- **Input material**
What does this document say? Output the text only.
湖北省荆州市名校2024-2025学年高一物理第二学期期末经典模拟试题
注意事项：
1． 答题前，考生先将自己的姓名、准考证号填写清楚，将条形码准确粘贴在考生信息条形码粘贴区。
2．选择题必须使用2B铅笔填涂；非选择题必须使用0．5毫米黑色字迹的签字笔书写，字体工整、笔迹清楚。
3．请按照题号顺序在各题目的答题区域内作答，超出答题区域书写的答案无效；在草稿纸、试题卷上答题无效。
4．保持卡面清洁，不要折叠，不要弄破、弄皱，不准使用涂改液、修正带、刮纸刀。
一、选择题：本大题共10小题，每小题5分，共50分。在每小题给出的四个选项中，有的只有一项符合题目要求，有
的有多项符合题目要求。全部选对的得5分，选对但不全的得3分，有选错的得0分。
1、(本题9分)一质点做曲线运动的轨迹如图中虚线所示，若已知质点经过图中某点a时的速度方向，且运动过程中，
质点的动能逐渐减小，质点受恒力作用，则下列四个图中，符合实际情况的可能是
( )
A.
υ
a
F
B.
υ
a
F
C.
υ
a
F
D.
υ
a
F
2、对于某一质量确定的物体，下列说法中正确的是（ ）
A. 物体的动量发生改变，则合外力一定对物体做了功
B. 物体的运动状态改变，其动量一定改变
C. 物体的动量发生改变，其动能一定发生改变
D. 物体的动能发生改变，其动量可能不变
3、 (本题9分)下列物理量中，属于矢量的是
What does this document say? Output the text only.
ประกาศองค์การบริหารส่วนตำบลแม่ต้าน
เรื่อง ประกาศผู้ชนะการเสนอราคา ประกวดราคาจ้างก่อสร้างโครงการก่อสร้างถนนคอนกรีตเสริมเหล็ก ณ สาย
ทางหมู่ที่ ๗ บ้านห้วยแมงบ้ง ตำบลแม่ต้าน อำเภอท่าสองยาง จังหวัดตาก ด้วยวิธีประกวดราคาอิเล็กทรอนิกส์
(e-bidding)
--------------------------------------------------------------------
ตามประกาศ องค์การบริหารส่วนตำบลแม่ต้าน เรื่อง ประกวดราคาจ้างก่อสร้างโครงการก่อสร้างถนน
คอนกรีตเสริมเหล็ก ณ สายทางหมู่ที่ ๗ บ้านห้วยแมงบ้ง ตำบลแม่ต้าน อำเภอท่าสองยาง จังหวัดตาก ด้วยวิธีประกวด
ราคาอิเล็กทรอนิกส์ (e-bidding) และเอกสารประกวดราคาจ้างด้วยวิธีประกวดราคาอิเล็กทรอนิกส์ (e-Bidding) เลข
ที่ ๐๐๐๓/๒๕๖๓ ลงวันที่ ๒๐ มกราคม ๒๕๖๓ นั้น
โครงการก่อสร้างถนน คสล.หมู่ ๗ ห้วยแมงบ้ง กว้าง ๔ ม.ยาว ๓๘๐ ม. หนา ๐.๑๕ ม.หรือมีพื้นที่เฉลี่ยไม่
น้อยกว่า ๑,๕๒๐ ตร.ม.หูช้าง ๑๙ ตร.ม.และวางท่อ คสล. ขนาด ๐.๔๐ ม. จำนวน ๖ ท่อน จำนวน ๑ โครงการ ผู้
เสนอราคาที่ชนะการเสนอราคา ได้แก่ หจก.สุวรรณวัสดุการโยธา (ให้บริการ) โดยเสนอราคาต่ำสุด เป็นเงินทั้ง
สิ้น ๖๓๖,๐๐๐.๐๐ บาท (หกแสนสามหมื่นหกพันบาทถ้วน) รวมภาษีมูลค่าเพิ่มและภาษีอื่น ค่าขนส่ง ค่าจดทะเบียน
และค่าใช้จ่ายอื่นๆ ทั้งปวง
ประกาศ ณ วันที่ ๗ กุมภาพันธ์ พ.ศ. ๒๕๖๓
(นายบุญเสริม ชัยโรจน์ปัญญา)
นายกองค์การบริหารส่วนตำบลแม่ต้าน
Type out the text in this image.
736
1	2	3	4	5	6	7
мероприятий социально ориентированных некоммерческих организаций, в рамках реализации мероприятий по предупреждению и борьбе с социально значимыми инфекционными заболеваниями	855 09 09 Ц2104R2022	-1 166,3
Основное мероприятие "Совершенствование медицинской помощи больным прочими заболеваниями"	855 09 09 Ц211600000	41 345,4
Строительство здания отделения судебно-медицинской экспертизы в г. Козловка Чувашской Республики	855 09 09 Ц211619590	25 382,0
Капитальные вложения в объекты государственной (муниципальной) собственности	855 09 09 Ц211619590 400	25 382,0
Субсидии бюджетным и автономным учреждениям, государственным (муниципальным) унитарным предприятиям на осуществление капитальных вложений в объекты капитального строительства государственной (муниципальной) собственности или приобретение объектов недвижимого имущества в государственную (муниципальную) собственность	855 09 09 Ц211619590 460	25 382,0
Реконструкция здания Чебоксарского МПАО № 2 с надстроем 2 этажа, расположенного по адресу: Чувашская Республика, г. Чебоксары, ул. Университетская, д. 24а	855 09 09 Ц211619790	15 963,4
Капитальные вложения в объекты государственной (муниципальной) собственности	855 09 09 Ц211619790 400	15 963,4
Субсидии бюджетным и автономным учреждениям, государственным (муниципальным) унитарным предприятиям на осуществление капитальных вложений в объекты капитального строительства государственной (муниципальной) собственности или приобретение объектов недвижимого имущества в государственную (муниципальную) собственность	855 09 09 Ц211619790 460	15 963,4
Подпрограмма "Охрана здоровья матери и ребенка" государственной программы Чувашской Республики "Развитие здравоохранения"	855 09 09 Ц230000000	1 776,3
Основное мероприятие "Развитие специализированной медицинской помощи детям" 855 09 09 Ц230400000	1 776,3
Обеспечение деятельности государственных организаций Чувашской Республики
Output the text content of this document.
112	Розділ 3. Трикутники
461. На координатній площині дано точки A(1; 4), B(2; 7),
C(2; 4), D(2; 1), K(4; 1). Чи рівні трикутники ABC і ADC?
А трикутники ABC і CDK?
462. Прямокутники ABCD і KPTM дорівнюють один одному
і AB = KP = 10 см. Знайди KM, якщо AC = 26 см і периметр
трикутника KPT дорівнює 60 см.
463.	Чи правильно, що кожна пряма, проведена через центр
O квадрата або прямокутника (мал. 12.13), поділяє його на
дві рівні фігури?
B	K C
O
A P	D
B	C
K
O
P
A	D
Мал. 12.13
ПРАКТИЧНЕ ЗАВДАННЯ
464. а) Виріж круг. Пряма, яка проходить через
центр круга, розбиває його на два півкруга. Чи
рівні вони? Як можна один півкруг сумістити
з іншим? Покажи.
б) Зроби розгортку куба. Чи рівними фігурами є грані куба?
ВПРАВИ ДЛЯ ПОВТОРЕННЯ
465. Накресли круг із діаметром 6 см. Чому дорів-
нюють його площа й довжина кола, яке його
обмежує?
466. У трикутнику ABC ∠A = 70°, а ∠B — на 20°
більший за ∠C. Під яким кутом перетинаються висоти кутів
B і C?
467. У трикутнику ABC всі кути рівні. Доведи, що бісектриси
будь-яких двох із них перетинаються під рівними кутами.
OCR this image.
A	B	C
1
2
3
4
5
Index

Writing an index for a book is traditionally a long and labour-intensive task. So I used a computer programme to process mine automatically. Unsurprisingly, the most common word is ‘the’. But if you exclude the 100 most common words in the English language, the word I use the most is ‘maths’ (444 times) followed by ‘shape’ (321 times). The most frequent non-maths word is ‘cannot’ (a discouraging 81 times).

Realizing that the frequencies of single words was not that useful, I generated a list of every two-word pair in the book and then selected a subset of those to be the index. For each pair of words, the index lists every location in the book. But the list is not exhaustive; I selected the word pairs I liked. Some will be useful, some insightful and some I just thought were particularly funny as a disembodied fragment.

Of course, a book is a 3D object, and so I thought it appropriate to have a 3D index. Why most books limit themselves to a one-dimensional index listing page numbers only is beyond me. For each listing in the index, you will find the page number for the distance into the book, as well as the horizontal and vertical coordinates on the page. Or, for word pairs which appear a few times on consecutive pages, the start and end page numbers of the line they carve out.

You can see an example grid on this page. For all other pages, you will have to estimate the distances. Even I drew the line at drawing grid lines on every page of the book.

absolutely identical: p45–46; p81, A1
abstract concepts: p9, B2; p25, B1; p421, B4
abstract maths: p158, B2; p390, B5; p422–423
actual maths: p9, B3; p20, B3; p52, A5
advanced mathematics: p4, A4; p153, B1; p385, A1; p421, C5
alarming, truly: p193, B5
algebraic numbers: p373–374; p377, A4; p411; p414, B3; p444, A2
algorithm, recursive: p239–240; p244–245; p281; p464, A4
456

- **Problem to work on**
List every line above containing the word "организаций".

- **Exercise response**
мероприятий социально ориентированных некоммерческих организаций, в рамках реализации мероприятий по предупреждению и борьбе с социально значимыми инфекционными заболеваниями	855 09 09 Ц2104R2022	-1 166,3
Обеспечение деятельности государственных организаций Чувашской Республики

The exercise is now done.